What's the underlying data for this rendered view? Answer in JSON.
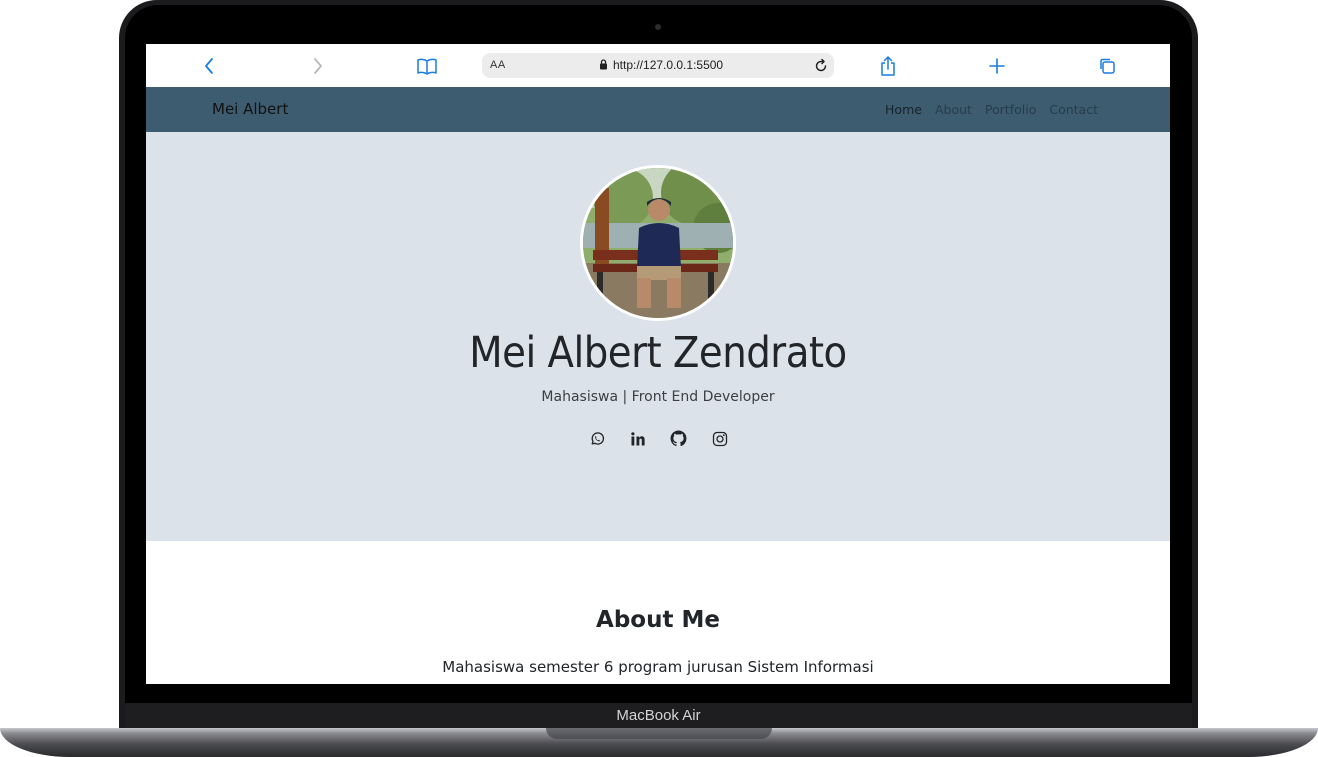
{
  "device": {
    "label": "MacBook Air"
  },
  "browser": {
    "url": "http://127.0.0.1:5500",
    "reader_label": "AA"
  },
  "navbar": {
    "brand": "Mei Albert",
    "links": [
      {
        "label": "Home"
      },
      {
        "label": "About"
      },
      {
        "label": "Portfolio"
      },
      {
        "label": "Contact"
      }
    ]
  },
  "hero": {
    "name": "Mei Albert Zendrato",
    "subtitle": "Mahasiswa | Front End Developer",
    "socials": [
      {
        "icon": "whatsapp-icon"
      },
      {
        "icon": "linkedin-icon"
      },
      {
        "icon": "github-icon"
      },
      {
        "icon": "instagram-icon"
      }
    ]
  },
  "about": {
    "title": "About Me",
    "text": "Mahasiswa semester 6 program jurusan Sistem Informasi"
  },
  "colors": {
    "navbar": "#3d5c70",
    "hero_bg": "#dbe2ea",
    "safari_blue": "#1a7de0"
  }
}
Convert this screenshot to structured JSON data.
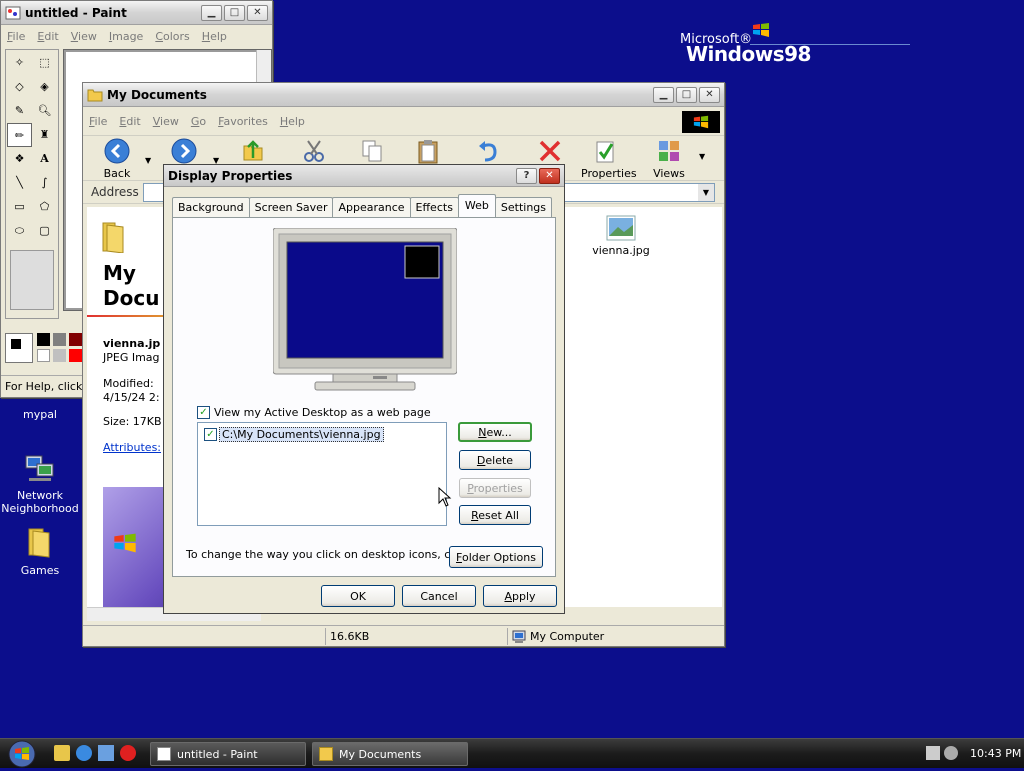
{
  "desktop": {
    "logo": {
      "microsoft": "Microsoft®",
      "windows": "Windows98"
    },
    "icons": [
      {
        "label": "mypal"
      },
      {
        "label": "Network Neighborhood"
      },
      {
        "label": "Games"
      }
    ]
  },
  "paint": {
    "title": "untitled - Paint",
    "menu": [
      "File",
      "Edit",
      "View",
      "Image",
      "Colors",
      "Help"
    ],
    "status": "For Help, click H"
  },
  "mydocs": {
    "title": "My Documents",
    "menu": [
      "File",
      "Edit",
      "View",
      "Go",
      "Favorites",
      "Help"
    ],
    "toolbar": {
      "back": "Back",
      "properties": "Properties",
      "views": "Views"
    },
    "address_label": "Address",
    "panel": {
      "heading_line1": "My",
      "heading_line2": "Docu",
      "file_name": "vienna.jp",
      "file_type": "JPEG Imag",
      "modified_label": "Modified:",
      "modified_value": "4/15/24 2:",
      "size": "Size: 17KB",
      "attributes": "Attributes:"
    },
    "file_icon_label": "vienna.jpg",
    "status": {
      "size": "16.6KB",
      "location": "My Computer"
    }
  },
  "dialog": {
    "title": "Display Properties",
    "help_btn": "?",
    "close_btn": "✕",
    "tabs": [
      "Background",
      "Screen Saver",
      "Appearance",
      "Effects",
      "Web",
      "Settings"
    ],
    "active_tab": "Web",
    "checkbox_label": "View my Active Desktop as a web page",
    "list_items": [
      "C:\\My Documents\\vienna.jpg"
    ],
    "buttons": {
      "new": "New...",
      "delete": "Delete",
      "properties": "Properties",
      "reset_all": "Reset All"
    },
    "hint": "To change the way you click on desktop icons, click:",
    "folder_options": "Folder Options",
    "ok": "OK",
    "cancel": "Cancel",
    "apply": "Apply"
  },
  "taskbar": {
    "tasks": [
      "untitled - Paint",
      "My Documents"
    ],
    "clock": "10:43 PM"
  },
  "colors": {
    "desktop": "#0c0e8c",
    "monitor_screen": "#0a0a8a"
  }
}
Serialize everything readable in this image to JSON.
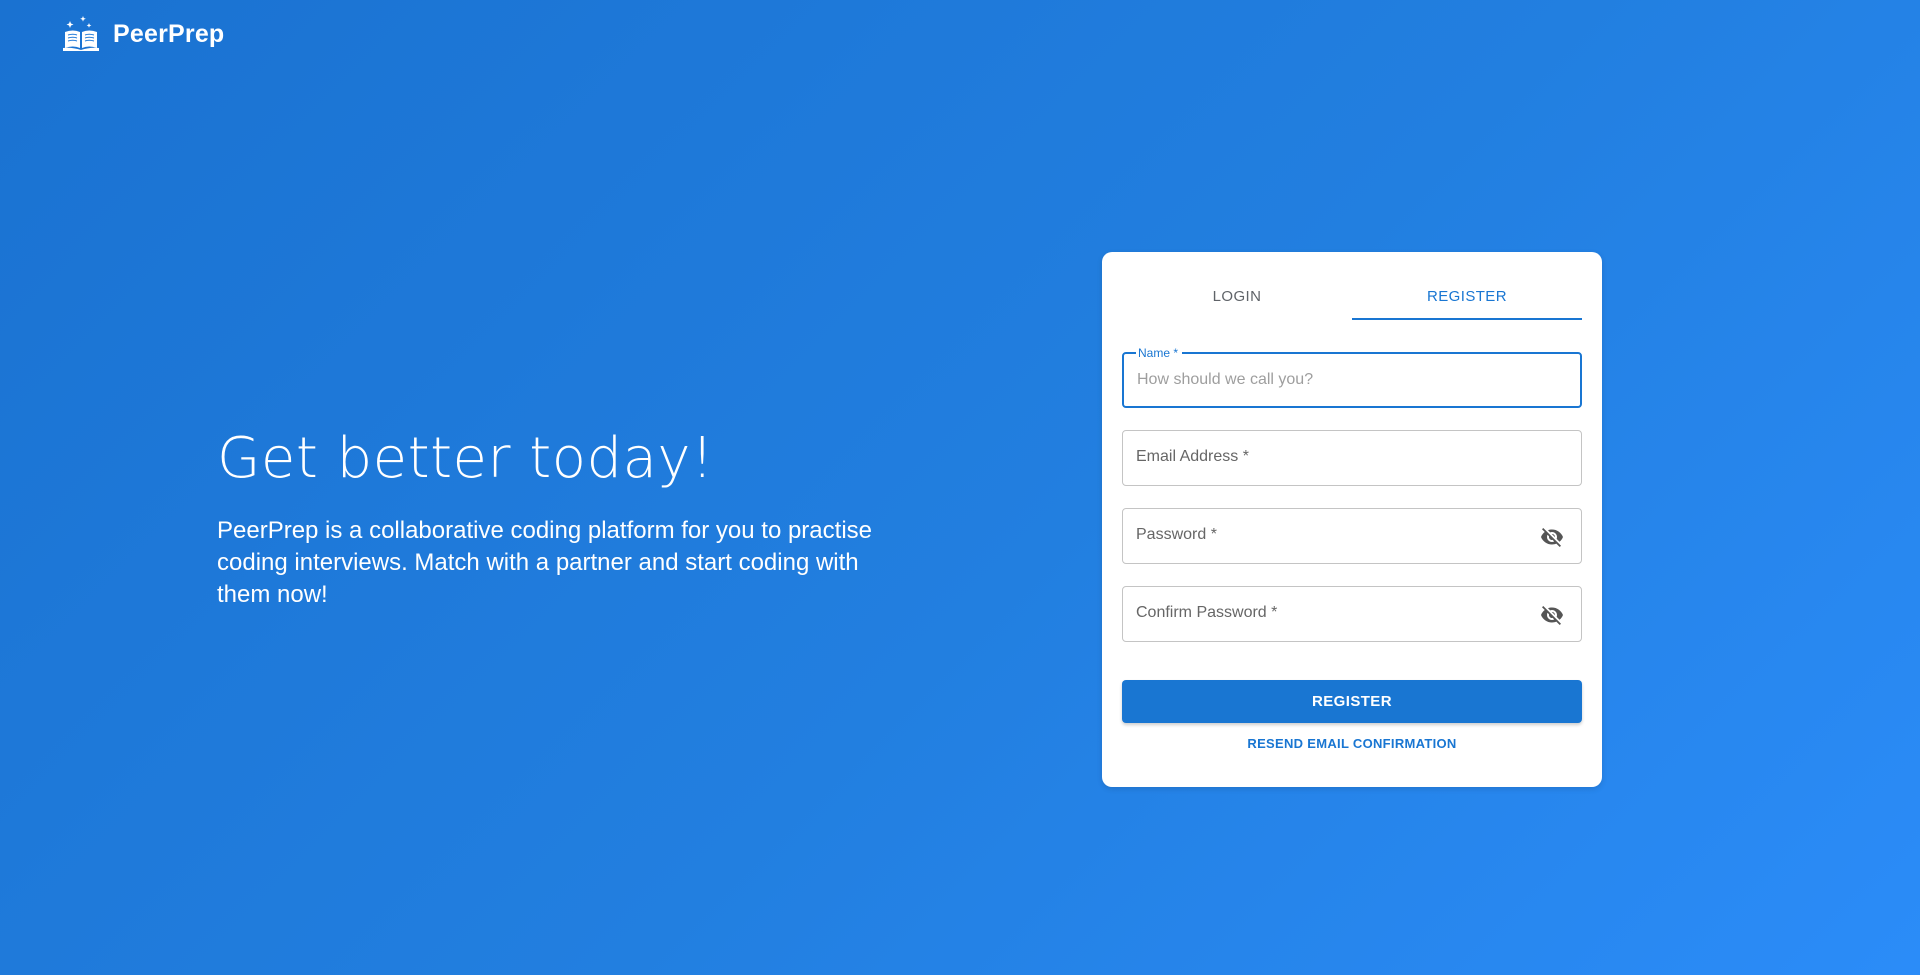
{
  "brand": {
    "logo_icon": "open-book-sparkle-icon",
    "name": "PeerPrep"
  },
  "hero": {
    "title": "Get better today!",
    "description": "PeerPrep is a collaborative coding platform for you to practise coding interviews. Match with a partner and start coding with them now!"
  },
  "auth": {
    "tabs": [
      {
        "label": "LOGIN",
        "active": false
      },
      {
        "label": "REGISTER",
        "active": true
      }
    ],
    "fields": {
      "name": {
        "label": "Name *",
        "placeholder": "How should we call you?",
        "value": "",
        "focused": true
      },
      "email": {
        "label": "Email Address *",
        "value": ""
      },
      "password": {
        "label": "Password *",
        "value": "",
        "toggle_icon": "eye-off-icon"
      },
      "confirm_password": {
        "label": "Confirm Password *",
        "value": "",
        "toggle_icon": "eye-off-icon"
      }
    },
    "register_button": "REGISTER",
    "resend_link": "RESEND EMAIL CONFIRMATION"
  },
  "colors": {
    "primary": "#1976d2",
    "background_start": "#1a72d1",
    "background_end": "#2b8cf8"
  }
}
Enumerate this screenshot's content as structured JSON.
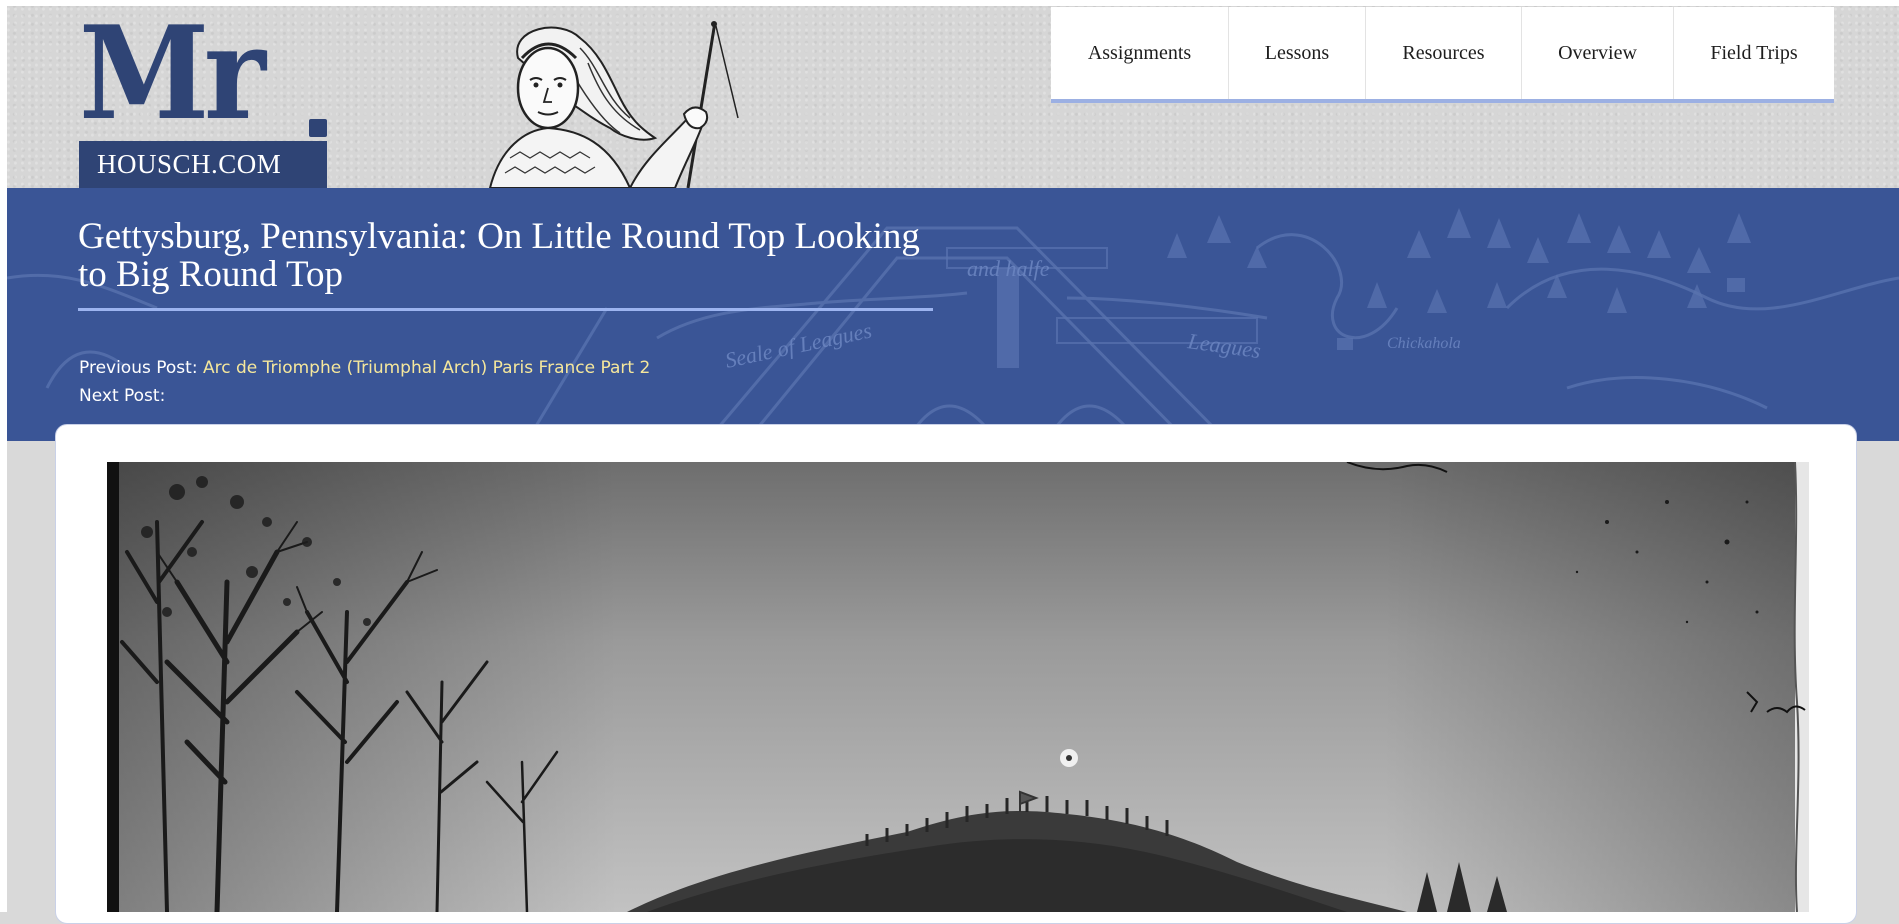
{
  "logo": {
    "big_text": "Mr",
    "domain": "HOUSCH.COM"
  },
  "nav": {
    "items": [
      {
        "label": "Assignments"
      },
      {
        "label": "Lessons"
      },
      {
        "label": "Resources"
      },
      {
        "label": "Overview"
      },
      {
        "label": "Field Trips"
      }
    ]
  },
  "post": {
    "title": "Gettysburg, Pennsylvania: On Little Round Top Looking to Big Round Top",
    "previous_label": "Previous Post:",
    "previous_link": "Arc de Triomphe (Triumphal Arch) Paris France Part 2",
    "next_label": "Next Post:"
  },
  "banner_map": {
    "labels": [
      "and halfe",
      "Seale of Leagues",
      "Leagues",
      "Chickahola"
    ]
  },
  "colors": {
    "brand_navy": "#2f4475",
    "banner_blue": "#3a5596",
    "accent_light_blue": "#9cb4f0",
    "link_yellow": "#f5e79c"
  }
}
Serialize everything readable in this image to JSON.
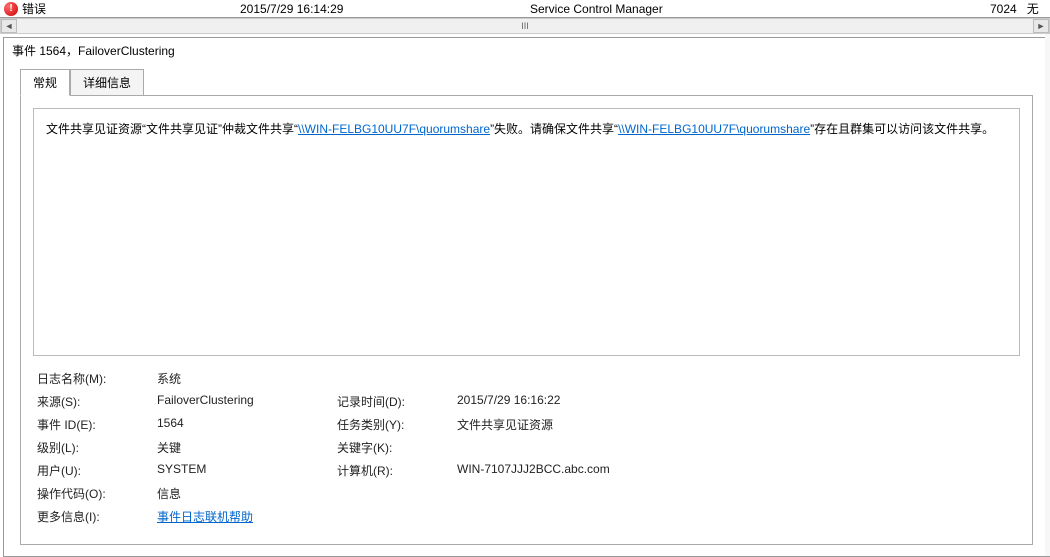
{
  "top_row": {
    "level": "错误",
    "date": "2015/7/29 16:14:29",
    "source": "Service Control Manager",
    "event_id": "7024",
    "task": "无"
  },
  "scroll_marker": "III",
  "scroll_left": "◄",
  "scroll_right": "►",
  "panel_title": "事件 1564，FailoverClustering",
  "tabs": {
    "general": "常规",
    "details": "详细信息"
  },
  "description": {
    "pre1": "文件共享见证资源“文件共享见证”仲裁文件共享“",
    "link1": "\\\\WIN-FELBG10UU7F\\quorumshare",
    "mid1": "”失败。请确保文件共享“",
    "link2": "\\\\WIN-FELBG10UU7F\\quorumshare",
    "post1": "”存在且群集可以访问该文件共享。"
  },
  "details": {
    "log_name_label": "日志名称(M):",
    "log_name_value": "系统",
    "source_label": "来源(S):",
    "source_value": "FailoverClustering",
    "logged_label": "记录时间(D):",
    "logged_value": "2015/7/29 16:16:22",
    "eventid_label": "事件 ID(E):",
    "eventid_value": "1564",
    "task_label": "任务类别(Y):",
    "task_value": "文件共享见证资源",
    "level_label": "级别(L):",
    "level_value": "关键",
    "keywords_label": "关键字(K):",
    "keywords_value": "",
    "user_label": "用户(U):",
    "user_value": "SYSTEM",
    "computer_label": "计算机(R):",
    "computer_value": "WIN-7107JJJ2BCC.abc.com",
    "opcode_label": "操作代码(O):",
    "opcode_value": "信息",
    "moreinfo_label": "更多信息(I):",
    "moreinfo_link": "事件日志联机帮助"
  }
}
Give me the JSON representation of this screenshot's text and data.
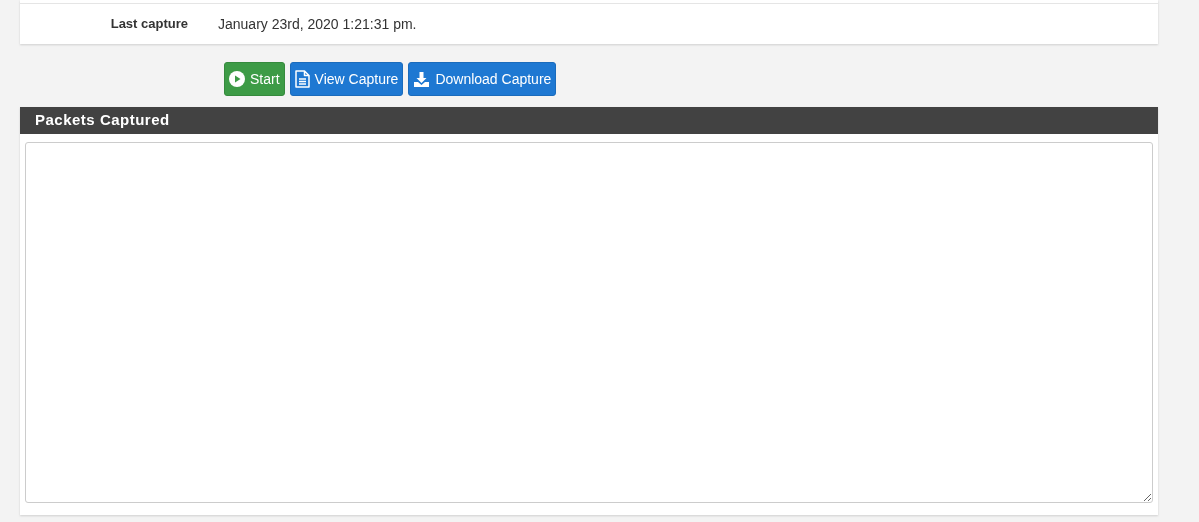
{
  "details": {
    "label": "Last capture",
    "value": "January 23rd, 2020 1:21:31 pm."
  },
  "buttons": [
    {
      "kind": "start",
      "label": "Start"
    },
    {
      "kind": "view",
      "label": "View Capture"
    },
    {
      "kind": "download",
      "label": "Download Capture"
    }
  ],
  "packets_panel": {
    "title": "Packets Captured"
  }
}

• **Exercise**
Only the number is required: the count of lines containing the word "data".

• **Answer to the exercise**
3